= Exercise =
Return each line of the data below exactly, omitting any pictures.
======== Supplied data
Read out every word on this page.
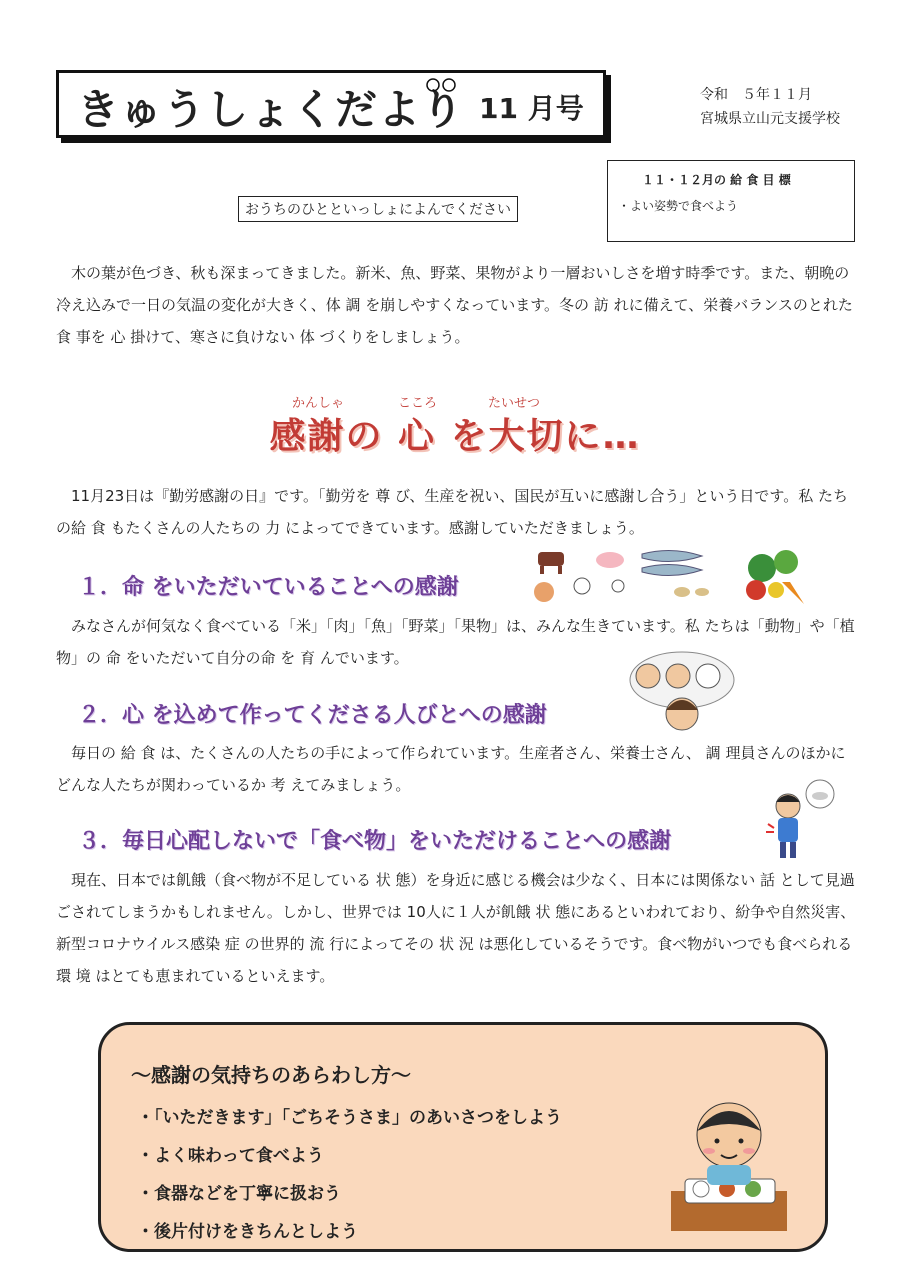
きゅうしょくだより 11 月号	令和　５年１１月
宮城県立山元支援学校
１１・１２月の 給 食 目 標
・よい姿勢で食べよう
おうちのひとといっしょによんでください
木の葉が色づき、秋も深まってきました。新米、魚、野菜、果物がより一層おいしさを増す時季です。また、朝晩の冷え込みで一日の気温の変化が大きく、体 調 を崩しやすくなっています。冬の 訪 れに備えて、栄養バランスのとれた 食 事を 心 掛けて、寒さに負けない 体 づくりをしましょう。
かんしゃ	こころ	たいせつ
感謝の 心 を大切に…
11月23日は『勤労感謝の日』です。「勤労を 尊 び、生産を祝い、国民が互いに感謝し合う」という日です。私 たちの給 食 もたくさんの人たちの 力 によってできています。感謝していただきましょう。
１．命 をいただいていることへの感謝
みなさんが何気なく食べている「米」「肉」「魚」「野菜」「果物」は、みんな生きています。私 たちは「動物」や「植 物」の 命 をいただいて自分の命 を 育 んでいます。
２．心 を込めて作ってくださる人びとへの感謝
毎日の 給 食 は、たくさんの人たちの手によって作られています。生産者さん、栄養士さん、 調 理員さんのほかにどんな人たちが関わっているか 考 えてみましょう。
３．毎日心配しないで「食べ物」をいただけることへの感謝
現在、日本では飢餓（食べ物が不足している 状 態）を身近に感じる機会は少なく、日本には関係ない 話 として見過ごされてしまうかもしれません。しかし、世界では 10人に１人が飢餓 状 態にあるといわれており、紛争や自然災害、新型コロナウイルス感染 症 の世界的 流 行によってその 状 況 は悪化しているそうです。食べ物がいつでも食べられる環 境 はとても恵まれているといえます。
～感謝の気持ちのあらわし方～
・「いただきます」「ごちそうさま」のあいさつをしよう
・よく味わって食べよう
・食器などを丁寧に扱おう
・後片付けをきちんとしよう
================
= Response below =
Read out every word on this page.
きゅうしょくだより 11 月号	令和　５年１１月
宮城県立山元支援学校
１１・１２月の 給 食 目 標
・よい姿勢で食べよう
おうちのひとといっしょによんでください
木の葉が色づき、秋も深まってきました。新米、魚、野菜、果物がより一層おいしさを増す時季です。また、朝晩の冷え込みで一日の気温の変化が大きく、体 調 を崩しやすくなっています。冬の 訪 れに備えて、栄養バランスのとれた 食 事を 心 掛けて、寒さに負けない 体 づくりをしましょう。
かんしゃ	こころ	たいせつ
感謝の 心 を大切に…
11月23日は『勤労感謝の日』です。「勤労を 尊 び、生産を祝い、国民が互いに感謝し合う」という日です。私 たちの給 食 もたくさんの人たちの 力 によってできています。感謝していただきましょう。
１．命 をいただいていることへの感謝
みなさんが何気なく食べている「米」「肉」「魚」「野菜」「果物」は、みんな生きています。私 たちは「動物」や「植 物」の 命 をいただいて自分の命 を 育 んでいます。
２．心 を込めて作ってくださる人びとへの感謝
毎日の 給 食 は、たくさんの人たちの手によって作られています。生産者さん、栄養士さん、 調 理員さんのほかにどんな人たちが関わっているか 考 えてみましょう。
３．毎日心配しないで「食べ物」をいただけることへの感謝
現在、日本では飢餓（食べ物が不足している 状 態）を身近に感じる機会は少なく、日本には関係ない 話 として見過ごされてしまうかもしれません。しかし、世界では 10人に１人が飢餓 状 態にあるといわれており、紛争や自然災害、新型コロナウイルス感染 症 の世界的 流 行によってその 状 況 は悪化しているそうです。食べ物がいつでも食べられる環 境 はとても恵まれているといえます。
～感謝の気持ちのあらわし方～
・「いただきます」「ごちそうさま」のあいさつをしよう
・よく味わって食べよう
・食器などを丁寧に扱おう
・後片付けをきちんとしよう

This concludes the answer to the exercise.